Collected data entries:

__________

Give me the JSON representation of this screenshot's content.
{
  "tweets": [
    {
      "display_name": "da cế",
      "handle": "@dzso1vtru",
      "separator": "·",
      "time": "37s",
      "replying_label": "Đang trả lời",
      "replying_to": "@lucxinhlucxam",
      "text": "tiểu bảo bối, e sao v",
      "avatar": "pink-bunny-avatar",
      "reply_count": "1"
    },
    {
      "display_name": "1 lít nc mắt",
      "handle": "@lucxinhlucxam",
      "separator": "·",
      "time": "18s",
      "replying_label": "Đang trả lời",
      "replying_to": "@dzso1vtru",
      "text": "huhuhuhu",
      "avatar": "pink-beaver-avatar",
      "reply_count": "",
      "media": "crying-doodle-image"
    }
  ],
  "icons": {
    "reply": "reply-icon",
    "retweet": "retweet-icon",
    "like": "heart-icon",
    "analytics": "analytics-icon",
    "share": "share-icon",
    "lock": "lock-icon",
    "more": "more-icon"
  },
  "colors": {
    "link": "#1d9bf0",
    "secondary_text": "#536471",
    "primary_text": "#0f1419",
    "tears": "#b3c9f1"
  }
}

__________

Given request:
Repeat the data in its entirety, character for character.

Answer to the exercise:
Give me the JSON representation of this screenshot's content.
{
  "tweets": [
    {
      "display_name": "da cế",
      "handle": "@dzso1vtru",
      "separator": "·",
      "time": "37s",
      "replying_label": "Đang trả lời",
      "replying_to": "@lucxinhlucxam",
      "text": "tiểu bảo bối, e sao v",
      "avatar": "pink-bunny-avatar",
      "reply_count": "1"
    },
    {
      "display_name": "1 lít nc mắt",
      "handle": "@lucxinhlucxam",
      "separator": "·",
      "time": "18s",
      "replying_label": "Đang trả lời",
      "replying_to": "@dzso1vtru",
      "text": "huhuhuhu",
      "avatar": "pink-beaver-avatar",
      "reply_count": "",
      "media": "crying-doodle-image"
    }
  ],
  "icons": {
    "reply": "reply-icon",
    "retweet": "retweet-icon",
    "like": "heart-icon",
    "analytics": "analytics-icon",
    "share": "share-icon",
    "lock": "lock-icon",
    "more": "more-icon"
  },
  "colors": {
    "link": "#1d9bf0",
    "secondary_text": "#536471",
    "primary_text": "#0f1419",
    "tears": "#b3c9f1"
  }
}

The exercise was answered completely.